- GOAL -
Reproduce the following material exactly, including every line.

* * * *

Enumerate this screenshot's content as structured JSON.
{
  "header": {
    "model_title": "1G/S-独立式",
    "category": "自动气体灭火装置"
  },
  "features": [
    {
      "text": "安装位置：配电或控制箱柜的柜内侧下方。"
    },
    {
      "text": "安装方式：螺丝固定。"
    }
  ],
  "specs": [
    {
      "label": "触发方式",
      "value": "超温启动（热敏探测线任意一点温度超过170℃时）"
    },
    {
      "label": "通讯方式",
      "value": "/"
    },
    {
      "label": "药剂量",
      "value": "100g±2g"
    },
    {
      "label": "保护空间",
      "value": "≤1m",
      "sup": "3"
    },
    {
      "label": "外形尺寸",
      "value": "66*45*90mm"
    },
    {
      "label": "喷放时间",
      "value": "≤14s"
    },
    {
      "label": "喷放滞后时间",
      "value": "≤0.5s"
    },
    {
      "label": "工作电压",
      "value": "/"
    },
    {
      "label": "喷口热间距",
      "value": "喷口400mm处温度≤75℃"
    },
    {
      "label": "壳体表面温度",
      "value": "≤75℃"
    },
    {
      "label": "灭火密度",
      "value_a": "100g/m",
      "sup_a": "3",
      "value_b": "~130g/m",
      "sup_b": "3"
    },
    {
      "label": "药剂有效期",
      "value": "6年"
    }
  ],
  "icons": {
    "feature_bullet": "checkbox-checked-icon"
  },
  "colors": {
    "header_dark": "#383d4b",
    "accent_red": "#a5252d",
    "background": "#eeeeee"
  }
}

* * * *

- EXERCISE OUTPUT -
Enumerate this screenshot's content as structured JSON.
{
  "header": {
    "model_title": "1G/S-独立式",
    "category": "自动气体灭火装置"
  },
  "features": [
    {
      "text": "安装位置：配电或控制箱柜的柜内侧下方。"
    },
    {
      "text": "安装方式：螺丝固定。"
    }
  ],
  "specs": [
    {
      "label": "触发方式",
      "value": "超温启动（热敏探测线任意一点温度超过170℃时）"
    },
    {
      "label": "通讯方式",
      "value": "/"
    },
    {
      "label": "药剂量",
      "value": "100g±2g"
    },
    {
      "label": "保护空间",
      "value": "≤1m",
      "sup": "3"
    },
    {
      "label": "外形尺寸",
      "value": "66*45*90mm"
    },
    {
      "label": "喷放时间",
      "value": "≤14s"
    },
    {
      "label": "喷放滞后时间",
      "value": "≤0.5s"
    },
    {
      "label": "工作电压",
      "value": "/"
    },
    {
      "label": "喷口热间距",
      "value": "喷口400mm处温度≤75℃"
    },
    {
      "label": "壳体表面温度",
      "value": "≤75℃"
    },
    {
      "label": "灭火密度",
      "value_a": "100g/m",
      "sup_a": "3",
      "value_b": "~130g/m",
      "sup_b": "3"
    },
    {
      "label": "药剂有效期",
      "value": "6年"
    }
  ],
  "icons": {
    "feature_bullet": "checkbox-checked-icon"
  },
  "colors": {
    "header_dark": "#383d4b",
    "accent_red": "#a5252d",
    "background": "#eeeeee"
  }
}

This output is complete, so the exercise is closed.